> Collected data:

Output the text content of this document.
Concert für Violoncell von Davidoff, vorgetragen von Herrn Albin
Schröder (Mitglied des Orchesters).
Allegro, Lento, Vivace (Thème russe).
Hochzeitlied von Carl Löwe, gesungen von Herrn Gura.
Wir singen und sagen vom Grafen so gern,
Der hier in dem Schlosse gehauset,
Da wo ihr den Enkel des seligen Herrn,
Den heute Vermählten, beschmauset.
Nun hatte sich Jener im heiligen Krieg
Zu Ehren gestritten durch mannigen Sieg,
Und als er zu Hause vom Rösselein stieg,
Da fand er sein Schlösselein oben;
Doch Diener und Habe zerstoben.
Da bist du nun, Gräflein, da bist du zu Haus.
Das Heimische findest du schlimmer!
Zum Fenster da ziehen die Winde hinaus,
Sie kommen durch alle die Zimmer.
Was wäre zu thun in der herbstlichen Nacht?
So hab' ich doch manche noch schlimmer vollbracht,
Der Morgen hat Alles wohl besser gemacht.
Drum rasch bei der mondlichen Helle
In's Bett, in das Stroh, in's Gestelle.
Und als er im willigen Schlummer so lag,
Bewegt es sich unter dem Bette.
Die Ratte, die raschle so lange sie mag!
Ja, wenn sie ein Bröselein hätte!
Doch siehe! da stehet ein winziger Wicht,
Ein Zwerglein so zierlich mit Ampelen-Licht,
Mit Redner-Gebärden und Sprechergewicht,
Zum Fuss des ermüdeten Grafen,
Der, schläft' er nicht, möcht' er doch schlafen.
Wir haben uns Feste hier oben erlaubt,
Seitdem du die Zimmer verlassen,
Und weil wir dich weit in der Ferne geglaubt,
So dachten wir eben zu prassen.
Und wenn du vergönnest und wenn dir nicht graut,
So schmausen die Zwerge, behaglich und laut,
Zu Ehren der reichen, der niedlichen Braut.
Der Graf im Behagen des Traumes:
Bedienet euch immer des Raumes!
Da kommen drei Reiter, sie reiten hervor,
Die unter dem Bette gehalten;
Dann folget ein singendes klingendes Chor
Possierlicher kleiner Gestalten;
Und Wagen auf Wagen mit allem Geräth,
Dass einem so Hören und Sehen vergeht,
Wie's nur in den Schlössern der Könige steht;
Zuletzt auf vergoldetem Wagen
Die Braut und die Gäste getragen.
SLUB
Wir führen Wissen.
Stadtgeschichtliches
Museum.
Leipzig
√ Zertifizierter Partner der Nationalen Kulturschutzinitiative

> Exercise: Extract lines where the string "durch" occurs.

> Task output:
Zu Ehren gestritten durch mannigen Sieg,
Sie kommen durch alle die Zimmer.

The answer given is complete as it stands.